═════ Task data

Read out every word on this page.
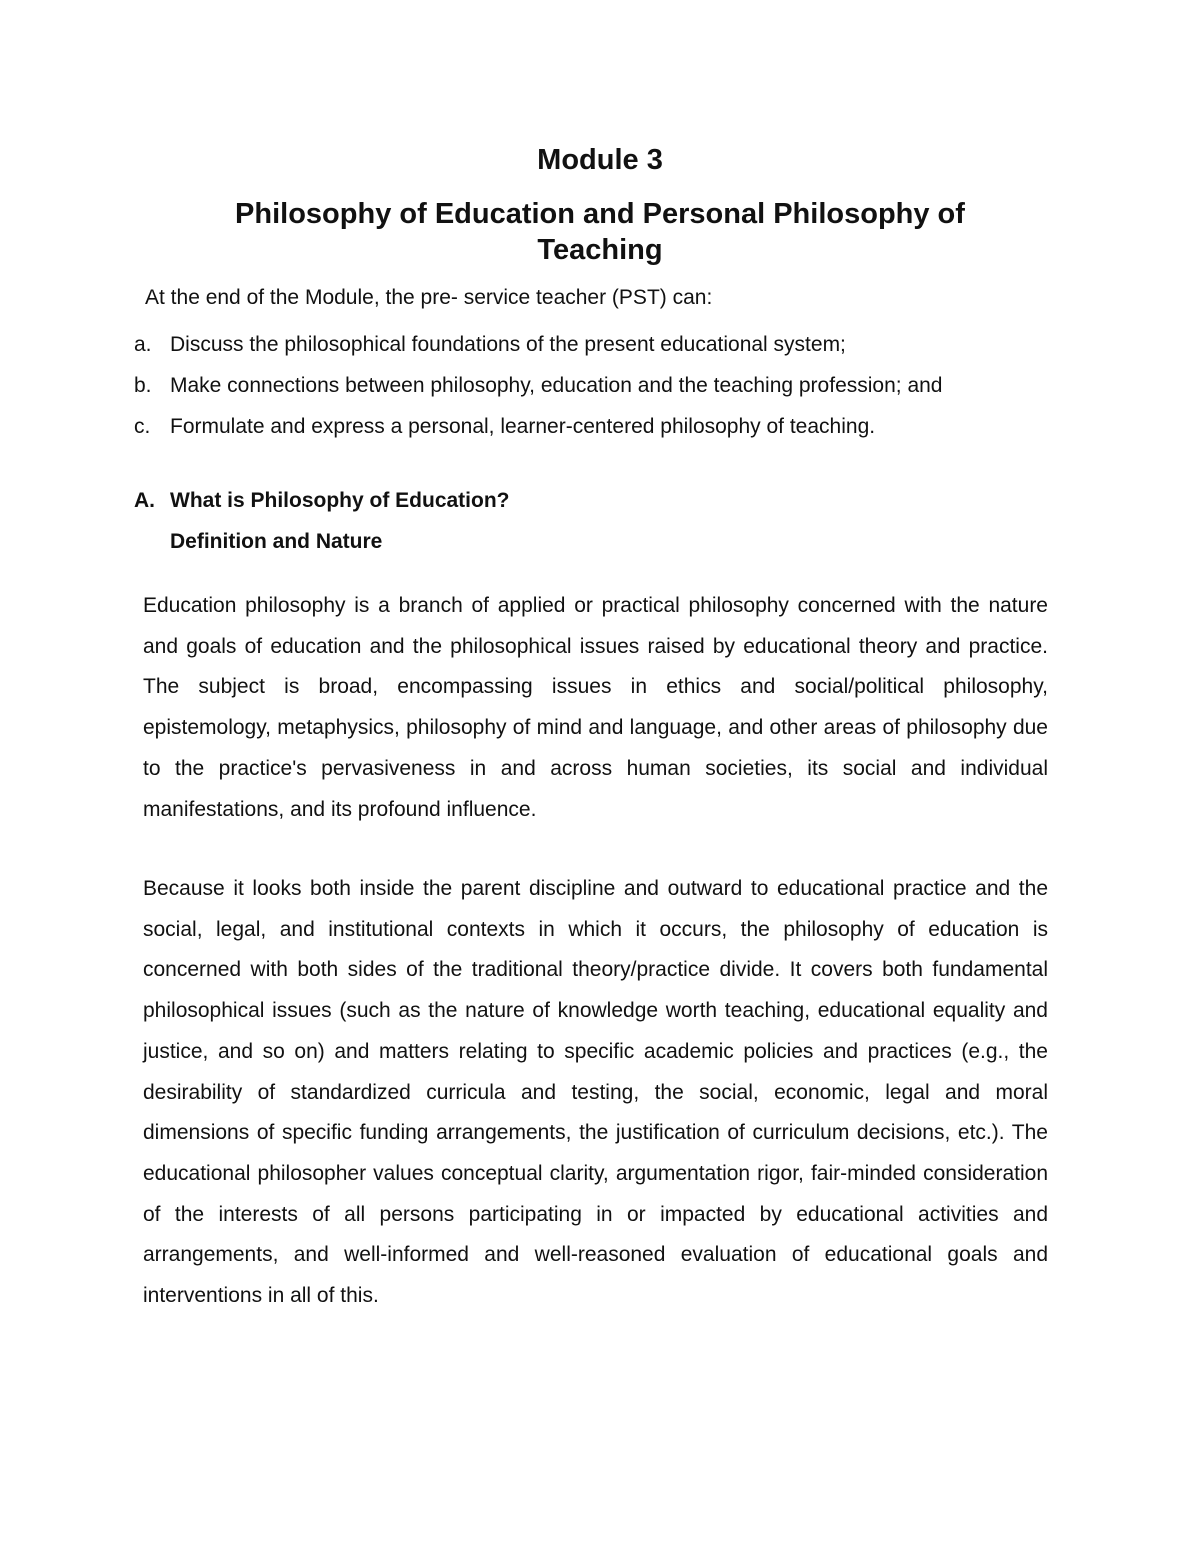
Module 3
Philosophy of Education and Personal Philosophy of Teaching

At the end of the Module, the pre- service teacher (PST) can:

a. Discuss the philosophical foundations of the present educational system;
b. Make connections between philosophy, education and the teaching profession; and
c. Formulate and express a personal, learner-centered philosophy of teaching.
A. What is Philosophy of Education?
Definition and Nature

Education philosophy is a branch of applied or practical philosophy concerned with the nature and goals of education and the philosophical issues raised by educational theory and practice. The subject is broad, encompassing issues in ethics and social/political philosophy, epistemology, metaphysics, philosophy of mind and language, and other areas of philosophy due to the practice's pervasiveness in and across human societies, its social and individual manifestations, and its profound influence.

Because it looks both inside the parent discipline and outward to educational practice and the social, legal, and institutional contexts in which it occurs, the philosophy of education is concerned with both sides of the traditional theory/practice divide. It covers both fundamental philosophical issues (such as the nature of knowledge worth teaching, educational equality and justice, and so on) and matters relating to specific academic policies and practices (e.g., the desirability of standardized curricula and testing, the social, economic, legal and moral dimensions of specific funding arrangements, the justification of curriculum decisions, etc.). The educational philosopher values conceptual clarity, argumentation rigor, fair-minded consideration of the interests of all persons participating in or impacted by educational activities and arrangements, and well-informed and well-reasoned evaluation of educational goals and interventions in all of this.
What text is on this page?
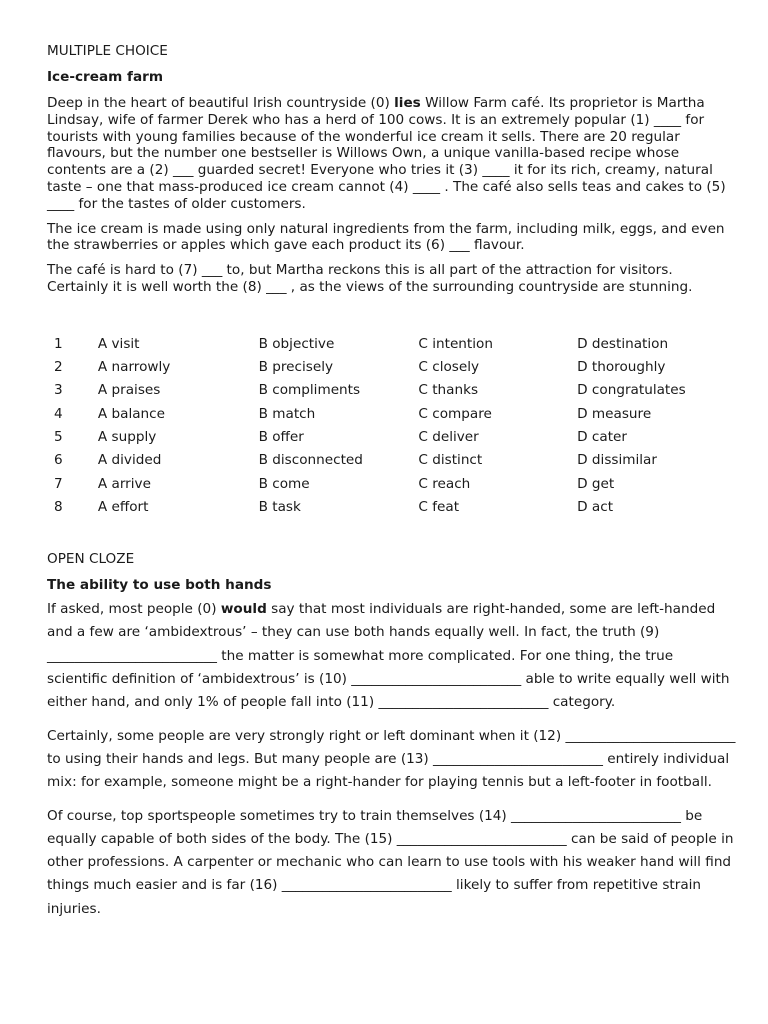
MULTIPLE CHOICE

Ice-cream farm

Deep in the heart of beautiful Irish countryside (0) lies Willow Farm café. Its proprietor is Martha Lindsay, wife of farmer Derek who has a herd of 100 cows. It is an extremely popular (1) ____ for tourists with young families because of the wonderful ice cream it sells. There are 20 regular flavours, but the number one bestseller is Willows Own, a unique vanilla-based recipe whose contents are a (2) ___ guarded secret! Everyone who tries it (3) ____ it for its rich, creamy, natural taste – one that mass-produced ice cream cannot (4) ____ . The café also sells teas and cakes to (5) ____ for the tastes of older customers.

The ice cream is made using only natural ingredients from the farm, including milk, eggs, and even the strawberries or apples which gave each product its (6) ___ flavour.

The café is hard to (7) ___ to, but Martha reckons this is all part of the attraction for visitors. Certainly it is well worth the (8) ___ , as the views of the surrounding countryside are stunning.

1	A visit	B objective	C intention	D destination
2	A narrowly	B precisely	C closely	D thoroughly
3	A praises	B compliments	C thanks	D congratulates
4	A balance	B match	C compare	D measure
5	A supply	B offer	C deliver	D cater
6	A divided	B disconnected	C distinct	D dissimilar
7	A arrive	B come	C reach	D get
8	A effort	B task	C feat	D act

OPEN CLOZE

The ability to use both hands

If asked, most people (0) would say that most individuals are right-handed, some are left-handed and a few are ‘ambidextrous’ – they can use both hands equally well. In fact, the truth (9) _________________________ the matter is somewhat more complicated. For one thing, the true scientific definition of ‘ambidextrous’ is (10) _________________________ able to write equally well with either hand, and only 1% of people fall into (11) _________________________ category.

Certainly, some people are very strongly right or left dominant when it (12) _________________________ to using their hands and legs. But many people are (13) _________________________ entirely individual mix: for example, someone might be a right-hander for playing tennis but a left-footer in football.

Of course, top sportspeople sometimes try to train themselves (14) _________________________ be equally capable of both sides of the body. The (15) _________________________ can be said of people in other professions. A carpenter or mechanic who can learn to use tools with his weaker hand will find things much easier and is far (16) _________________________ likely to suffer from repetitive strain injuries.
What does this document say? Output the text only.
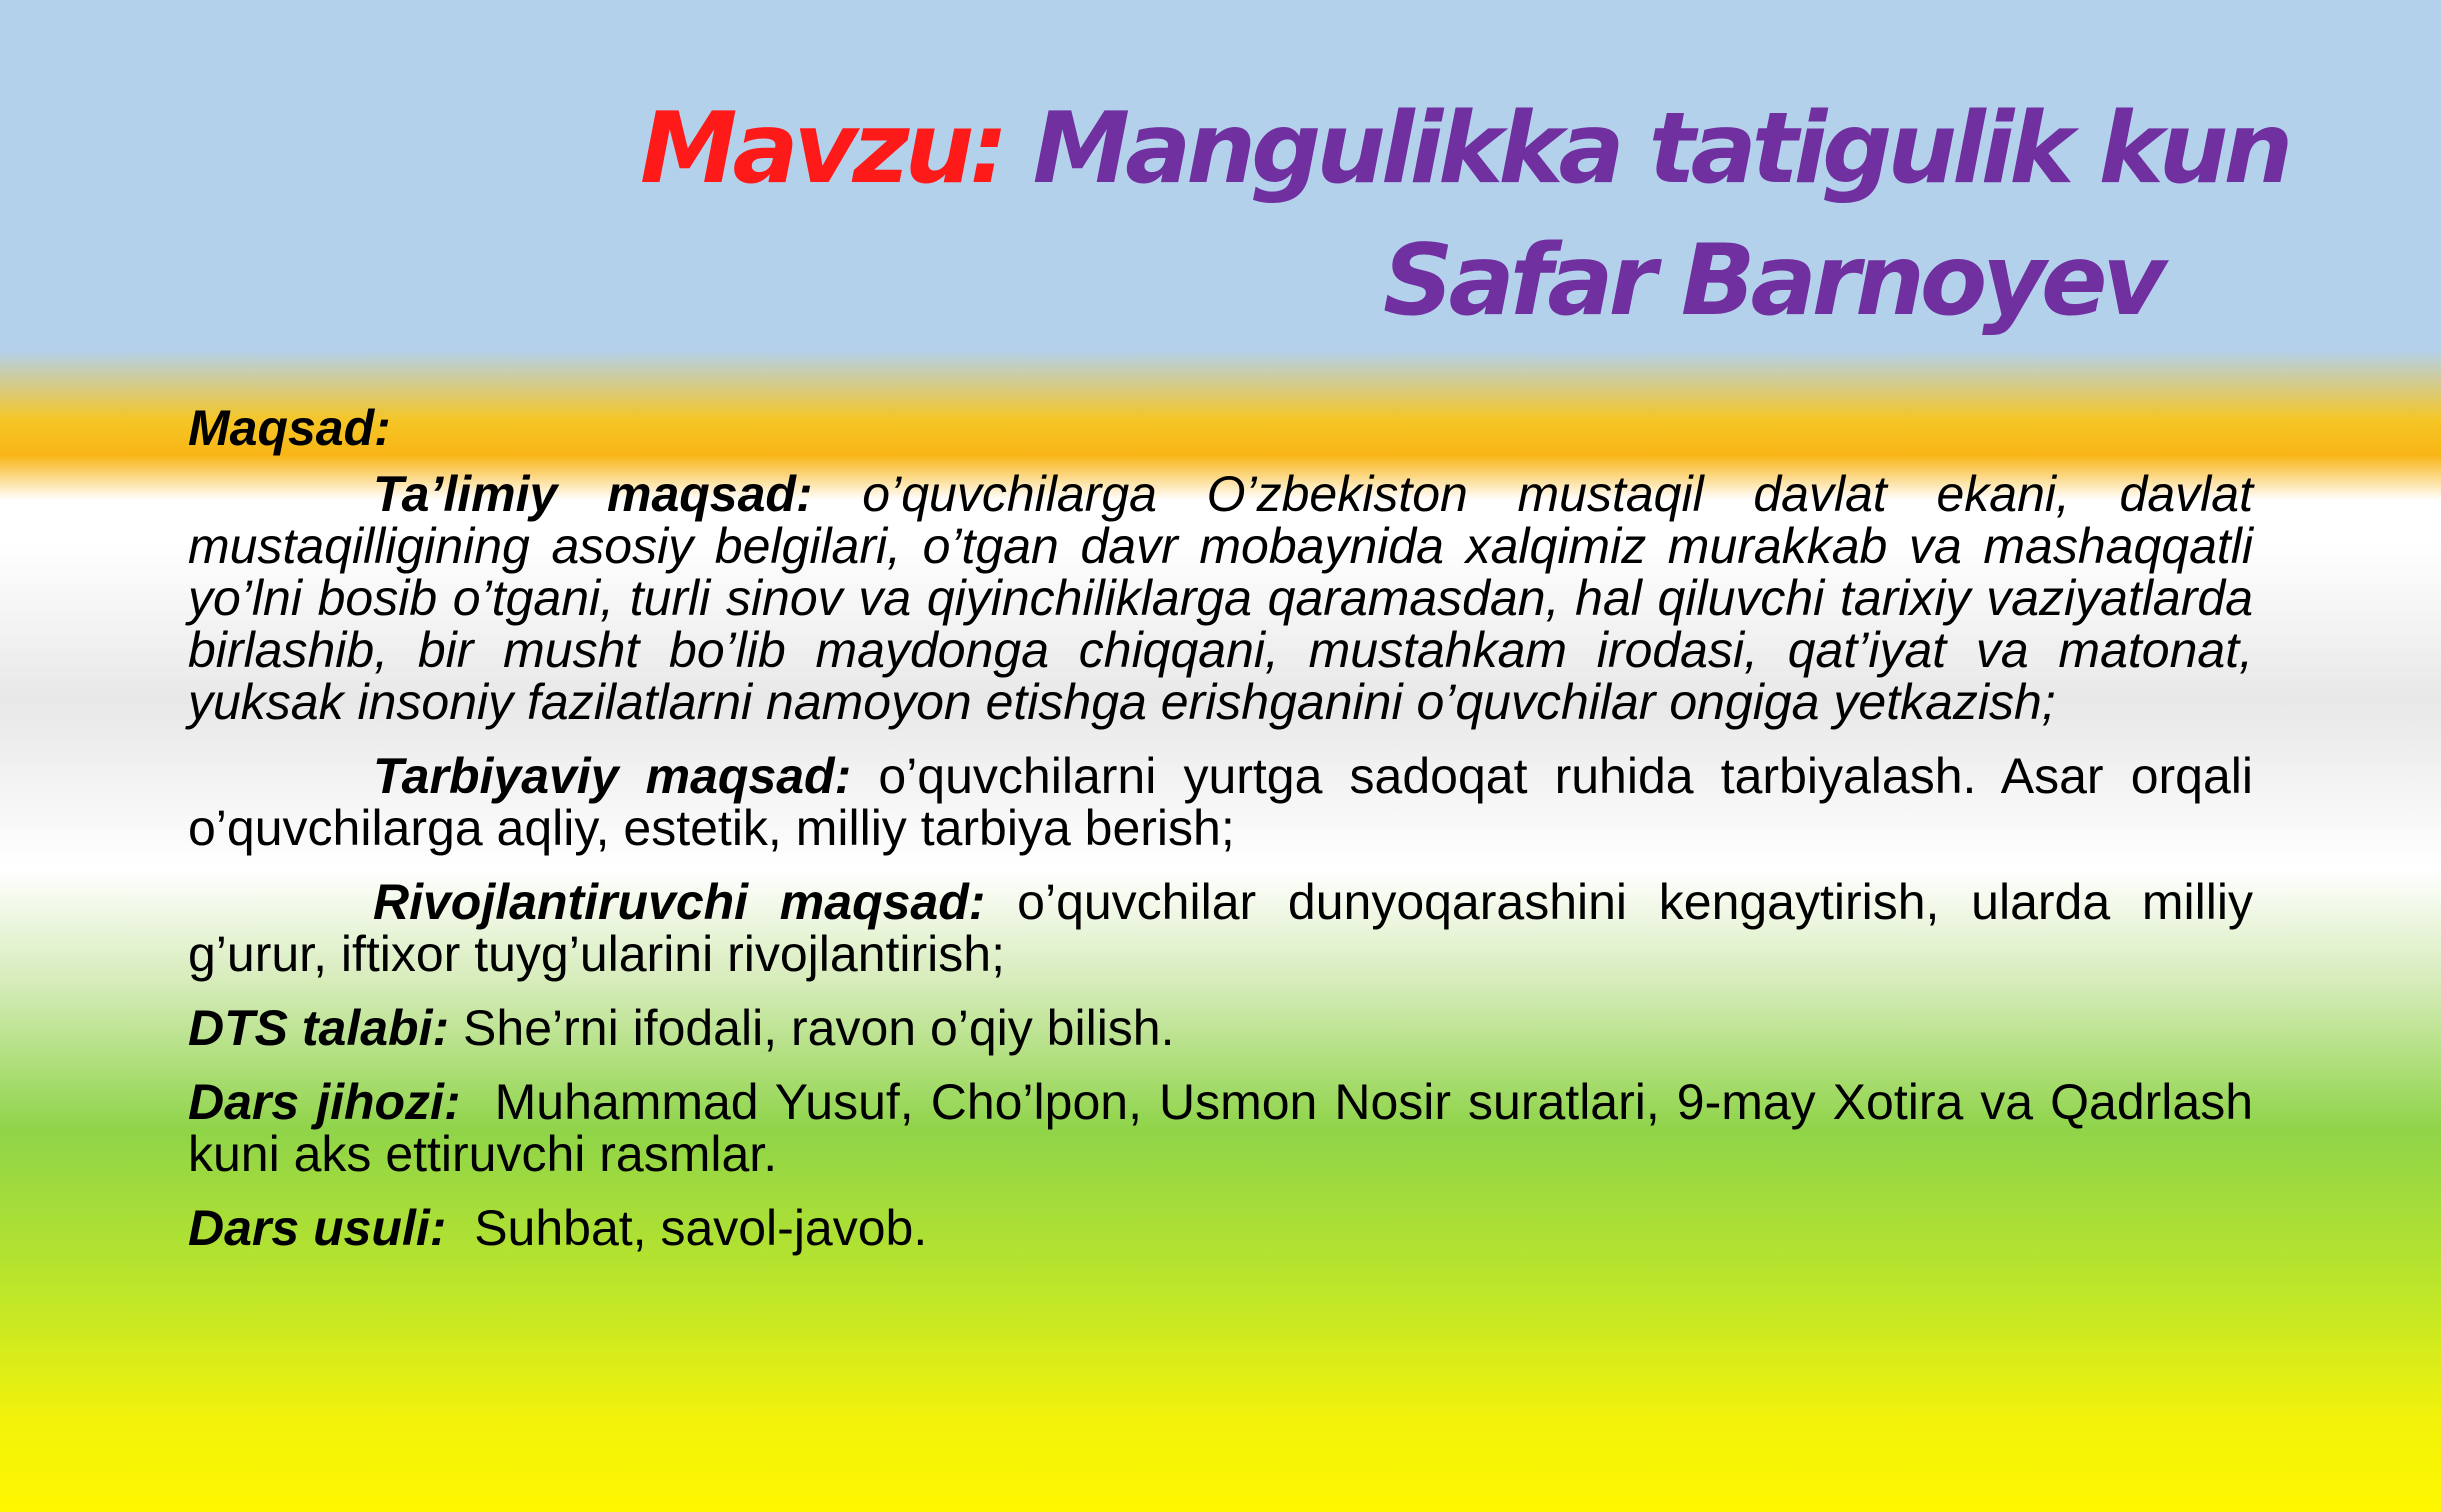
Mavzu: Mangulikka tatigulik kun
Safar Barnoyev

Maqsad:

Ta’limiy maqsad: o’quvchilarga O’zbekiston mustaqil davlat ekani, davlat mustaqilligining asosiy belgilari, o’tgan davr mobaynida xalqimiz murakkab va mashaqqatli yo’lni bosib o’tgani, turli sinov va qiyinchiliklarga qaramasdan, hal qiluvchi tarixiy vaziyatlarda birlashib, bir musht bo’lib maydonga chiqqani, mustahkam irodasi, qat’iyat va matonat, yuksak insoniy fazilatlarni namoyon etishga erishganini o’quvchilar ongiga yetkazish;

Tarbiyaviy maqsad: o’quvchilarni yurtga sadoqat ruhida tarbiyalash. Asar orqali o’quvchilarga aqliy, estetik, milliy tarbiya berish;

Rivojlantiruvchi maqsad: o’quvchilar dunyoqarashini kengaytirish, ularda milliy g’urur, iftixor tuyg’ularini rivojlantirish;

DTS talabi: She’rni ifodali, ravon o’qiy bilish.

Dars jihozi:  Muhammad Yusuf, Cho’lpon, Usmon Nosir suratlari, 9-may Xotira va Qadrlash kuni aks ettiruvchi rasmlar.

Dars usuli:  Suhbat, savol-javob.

══════════

Given problem
Write the material out again exactly as it appears, dropping the pictures.

Output of the exercise
Read out every word on this page.
Module 3
Philosophy of Education and Personal Philosophy of Teaching

At the end of the Module, the pre- service teacher (PST) can:

a. Discuss the philosophical foundations of the present educational system;
b. Make connections between philosophy, education and the teaching profession; and
c. Formulate and express a personal, learner-centered philosophy of teaching.
A. What is Philosophy of Education?
Definition and Nature

Education philosophy is a branch of applied or practical philosophy concerned with the nature and goals of education and the philosophical issues raised by educational theory and practice. The subject is broad, encompassing issues in ethics and social/political philosophy, epistemology, metaphysics, philosophy of mind and language, and other areas of philosophy due to the practice's pervasiveness in and across human societies, its social and individual manifestations, and its profound influence.

Because it looks both inside the parent discipline and outward to educational practice and the social, legal, and institutional contexts in which it occurs, the philosophy of education is concerned with both sides of the traditional theory/practice divide. It covers both fundamental philosophical issues (such as the nature of knowledge worth teaching, educational equality and justice, and so on) and matters relating to specific academic policies and practices (e.g., the desirability of standardized curricula and testing, the social, economic, legal and moral dimensions of specific funding arrangements, the justification of curriculum decisions, etc.). The educational philosopher values conceptual clarity, argumentation rigor, fair-minded consideration of the interests of all persons participating in or impacted by educational activities and arrangements, and well-informed and well-reasoned evaluation of educational goals and interventions in all of this.
What text is on this page?
MULTIPLE CHOICE

Ice-cream farm

Deep in the heart of beautiful Irish countryside (0) lies Willow Farm café. Its proprietor is Martha Lindsay, wife of farmer Derek who has a herd of 100 cows. It is an extremely popular (1) ____ for tourists with young families because of the wonderful ice cream it sells. There are 20 regular flavours, but the number one bestseller is Willows Own, a unique vanilla-based recipe whose contents are a (2) ___ guarded secret! Everyone who tries it (3) ____ it for its rich, creamy, natural taste – one that mass-produced ice cream cannot (4) ____ . The café also sells teas and cakes to (5) ____ for the tastes of older customers.

The ice cream is made using only natural ingredients from the farm, including milk, eggs, and even the strawberries or apples which gave each product its (6) ___ flavour.

The café is hard to (7) ___ to, but Martha reckons this is all part of the attraction for visitors. Certainly it is well worth the (8) ___ , as the views of the surrounding countryside are stunning.

1	A visit	B objective	C intention	D destination
2	A narrowly	B precisely	C closely	D thoroughly
3	A praises	B compliments	C thanks	D congratulates
4	A balance	B match	C compare	D measure
5	A supply	B offer	C deliver	D cater
6	A divided	B disconnected	C distinct	D dissimilar
7	A arrive	B come	C reach	D get
8	A effort	B task	C feat	D act

OPEN CLOZE

The ability to use both hands

If asked, most people (0) would say that most individuals are right-handed, some are left-handed and a few are ‘ambidextrous’ – they can use both hands equally well. In fact, the truth (9) _________________________ the matter is somewhat more complicated. For one thing, the true scientific definition of ‘ambidextrous’ is (10) _________________________ able to write equally well with either hand, and only 1% of people fall into (11) _________________________ category.

Certainly, some people are very strongly right or left dominant when it (12) _________________________ to using their hands and legs. But many people are (13) _________________________ entirely individual mix: for example, someone might be a right-hander for playing tennis but a left-footer in football.

Of course, top sportspeople sometimes try to train themselves (14) _________________________ be equally capable of both sides of the body. The (15) _________________________ can be said of people in other professions. A carpenter or mechanic who can learn to use tools with his weaker hand will find things much easier and is far (16) _________________________ likely to suffer from repetitive strain injuries.
What does this document say? Output the text only.
Mavzu: Mangulikka tatigulik kun
Safar Barnoyev

Maqsad:

Ta’limiy maqsad: o’quvchilarga O’zbekiston mustaqil davlat ekani, davlat mustaqilligining asosiy belgilari, o’tgan davr mobaynida xalqimiz murakkab va mashaqqatli yo’lni bosib o’tgani, turli sinov va qiyinchiliklarga qaramasdan, hal qiluvchi tarixiy vaziyatlarda birlashib, bir musht bo’lib maydonga chiqqani, mustahkam irodasi, qat’iyat va matonat, yuksak insoniy fazilatlarni namoyon etishga erishganini o’quvchilar ongiga yetkazish;

Tarbiyaviy maqsad: o’quvchilarni yurtga sadoqat ruhida tarbiyalash. Asar orqali o’quvchilarga aqliy, estetik, milliy tarbiya berish;

Rivojlantiruvchi maqsad: o’quvchilar dunyoqarashini kengaytirish, ularda milliy g’urur, iftixor tuyg’ularini rivojlantirish;

DTS talabi: She’rni ifodali, ravon o’qiy bilish.

Dars jihozi:  Muhammad Yusuf, Cho’lpon, Usmon Nosir suratlari, 9-may Xotira va Qadrlash kuni aks ettiruvchi rasmlar.

Dars usuli:  Suhbat, savol-javob.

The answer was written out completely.